* Data excerpts *
━━━━━━

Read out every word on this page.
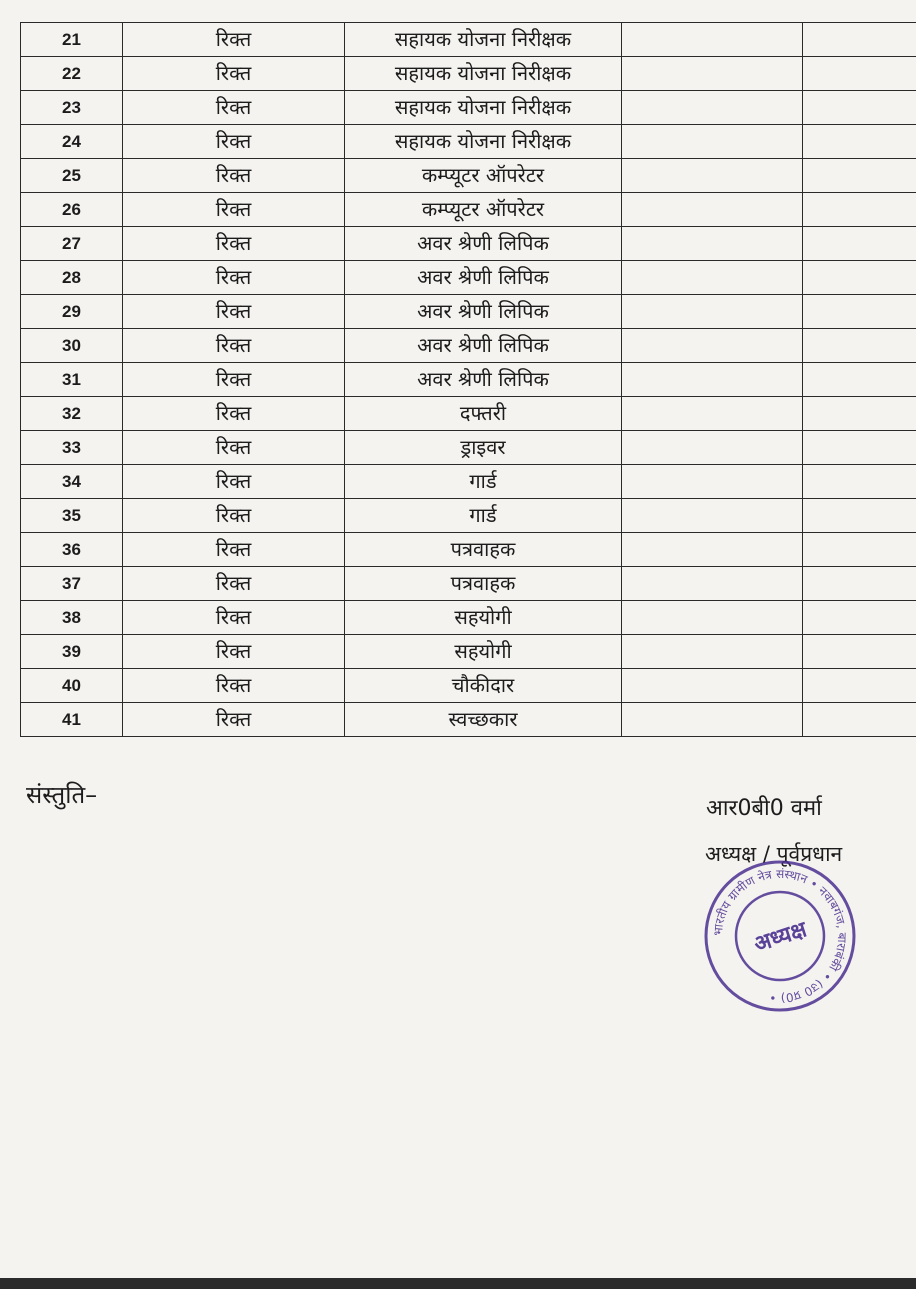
21	रिक्त	सहायक योजना निरीक्षक		
22	रिक्त	सहायक योजना निरीक्षक		
23	रिक्त	सहायक योजना निरीक्षक		
24	रिक्त	सहायक योजना निरीक्षक		
25	रिक्त	कम्प्यूटर ऑपरेटर		
26	रिक्त	कम्प्यूटर ऑपरेटर		
27	रिक्त	अवर श्रेणी लिपिक		
28	रिक्त	अवर श्रेणी लिपिक		
29	रिक्त	अवर श्रेणी लिपिक		
30	रिक्त	अवर श्रेणी लिपिक		
31	रिक्त	अवर श्रेणी लिपिक		
32	रिक्त	दफ्तरी		
33	रिक्त	ड्राइवर		
34	रिक्त	गार्ड		
35	रिक्त	गार्ड		
36	रिक्त	पत्रवाहक		
37	रिक्त	पत्रवाहक		
38	रिक्त	सहयोगी		
39	रिक्त	सहयोगी		
40	रिक्त	चौकीदार		
41	रिक्त	स्वच्छकार		
संस्तुति–	आर0बी0 वर्मा
अध्यक्ष / पूर्वप्रधान
भारतीय ग्रामीण नेत्र संस्थान • नवाबगंज, बाराबंकी • (उ0 प्र0) •
अध्यक्ष
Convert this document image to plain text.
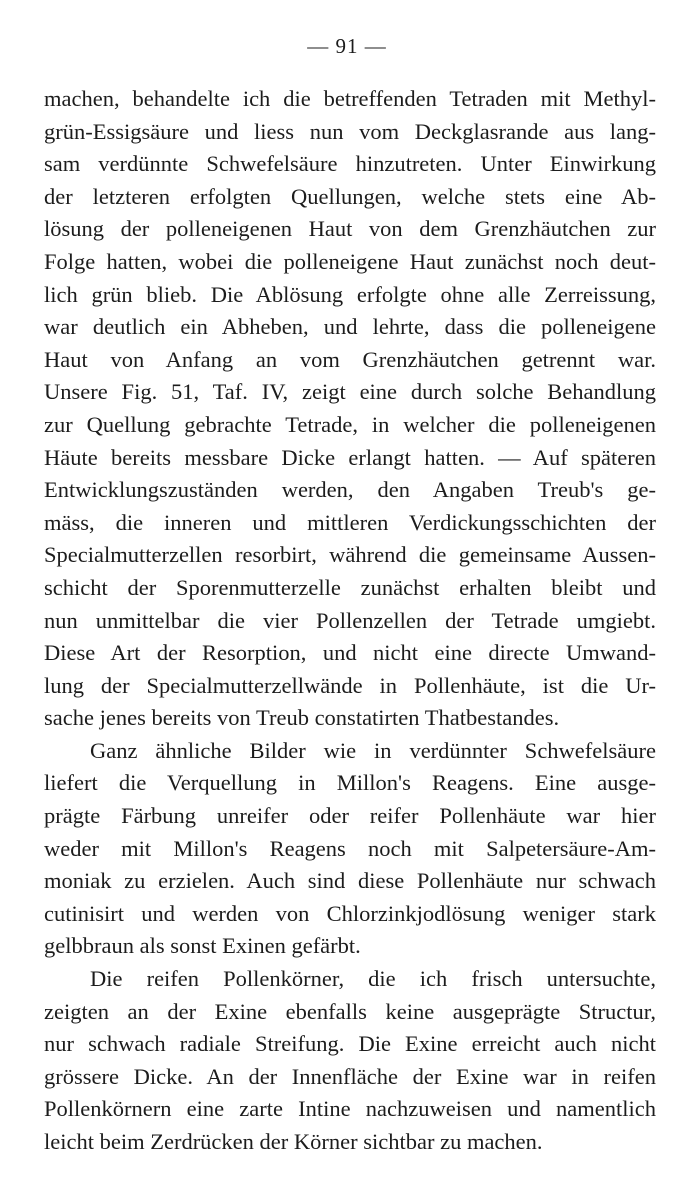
— 91 —
machen, behandelte ich die betreffenden Tetraden mit Methyl-
grün-Essigsäure und liess nun vom Deckglasrande aus lang-
sam verdünnte Schwefelsäure hinzutreten. Unter Einwirkung
der letzteren erfolgten Quellungen, welche stets eine Ab-
lösung der polleneigenen Haut von dem Grenzhäutchen zur
Folge hatten, wobei die polleneigene Haut zunächst noch deut-
lich grün blieb. Die Ablösung erfolgte ohne alle Zerreissung,
war deutlich ein Abheben, und lehrte, dass die polleneigene
Haut von Anfang an vom Grenzhäutchen getrennt war.
Unsere Fig. 51, Taf. IV, zeigt eine durch solche Behandlung
zur Quellung gebrachte Tetrade, in welcher die polleneigenen
Häute bereits messbare Dicke erlangt hatten. — Auf späteren
Entwicklungszuständen werden, den Angaben Treub's ge-
mäss, die inneren und mittleren Verdickungsschichten der
Specialmutterzellen resorbirt, während die gemeinsame Aussen-
schicht der Sporenmutterzelle zunächst erhalten bleibt und
nun unmittelbar die vier Pollenzellen der Tetrade umgiebt.
Diese Art der Resorption, und nicht eine directe Umwand-
lung der Specialmutterzellwände in Pollenhäute, ist die Ur-
sache jenes bereits von Treub constatirten Thatbestandes.
Ganz ähnliche Bilder wie in verdünnter Schwefelsäure
liefert die Verquellung in Millon's Reagens. Eine ausge-
prägte Färbung unreifer oder reifer Pollenhäute war hier
weder mit Millon's Reagens noch mit Salpetersäure-Am-
moniak zu erzielen. Auch sind diese Pollenhäute nur schwach
cutinisirt und werden von Chlorzinkjodlösung weniger stark
gelbbraun als sonst Exinen gefärbt.
Die reifen Pollenkörner, die ich frisch untersuchte,
zeigten an der Exine ebenfalls keine ausgeprägte Structur,
nur schwach radiale Streifung. Die Exine erreicht auch nicht
grössere Dicke. An der Innenfläche der Exine war in reifen
Pollenkörnern eine zarte Intine nachzuweisen und namentlich
leicht beim Zerdrücken der Körner sichtbar zu machen.
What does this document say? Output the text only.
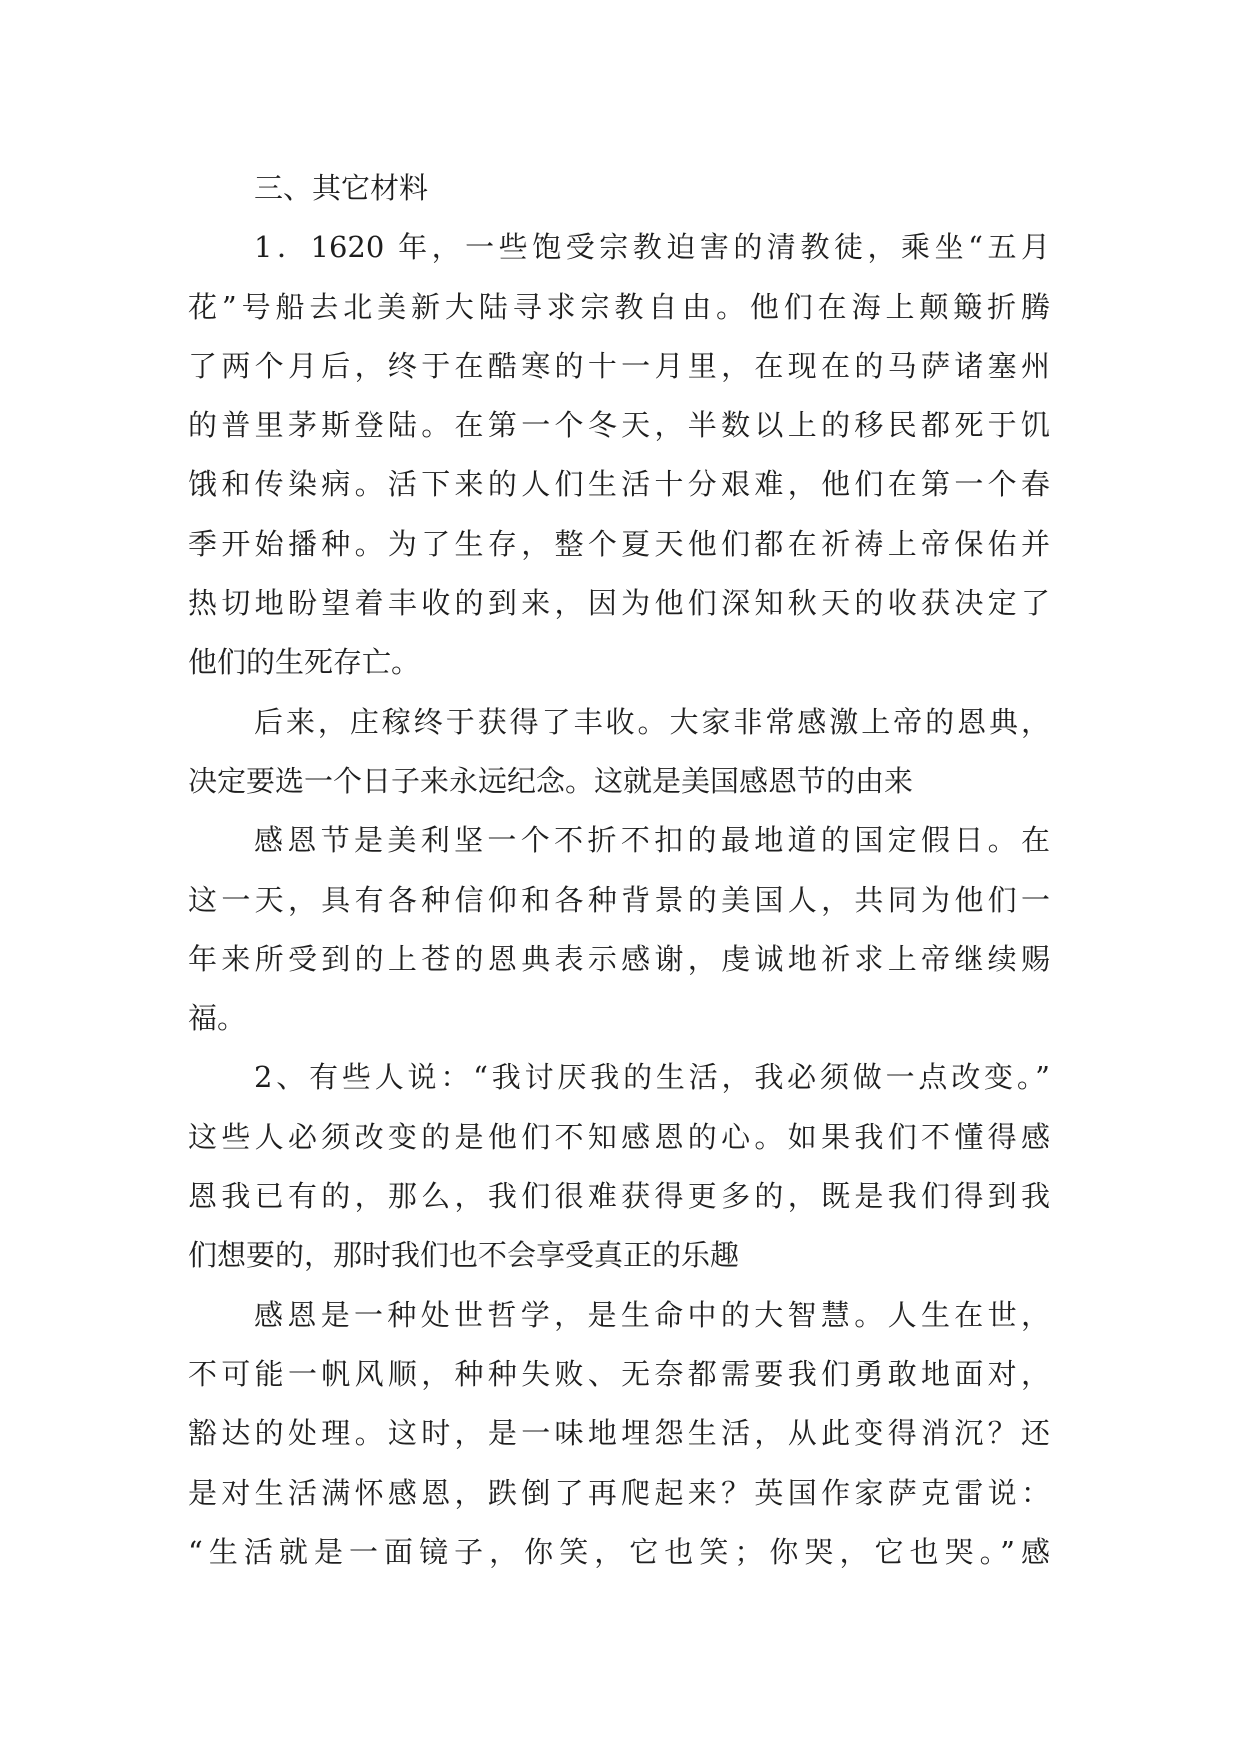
三、其它材料
1．1620 年，一些饱受宗教迫害的清教徒，乘坐“五月
花”号船去北美新大陆寻求宗教自由。他们在海上颠簸折腾
了两个月后，终于在酷寒的十一月里，在现在的马萨诸塞州
的普里茅斯登陆。在第一个冬天，半数以上的移民都死于饥
饿和传染病。活下来的人们生活十分艰难，他们在第一个春
季开始播种。为了生存，整个夏天他们都在祈祷上帝保佑并
热切地盼望着丰收的到来，因为他们深知秋天的收获决定了
他们的生死存亡。
后来，庄稼终于获得了丰收。大家非常感激上帝的恩典，
决定要选一个日子来永远纪念。这就是美国感恩节的由来
感恩节是美利坚一个不折不扣的最地道的国定假日。在
这一天，具有各种信仰和各种背景的美国人，共同为他们一
年来所受到的上苍的恩典表示感谢，虔诚地祈求上帝继续赐
福。
2、有些人说：“我讨厌我的生活，我必须做一点改变。”
这些人必须改变的是他们不知感恩的心。如果我们不懂得感
恩我已有的，那么，我们很难获得更多的，既是我们得到我
们想要的，那时我们也不会享受真正的乐趣
感恩是一种处世哲学，是生命中的大智慧。人生在世，
不可能一帆风顺，种种失败、无奈都需要我们勇敢地面对，
豁达的处理。这时，是一味地埋怨生活，从此变得消沉？还
是对生活满怀感恩，跌倒了再爬起来？英国作家萨克雷说：
“生活就是一面镜子，你笑，它也笑；你哭，它也哭。”感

━━━━━━

* Task objective *
Return the lines of the records that include the string "reifen".

* Answer below *
Die reifen Pollenkörner, die ich frisch untersuchte,
grössere Dicke. An der Innenfläche der Exine war in reifen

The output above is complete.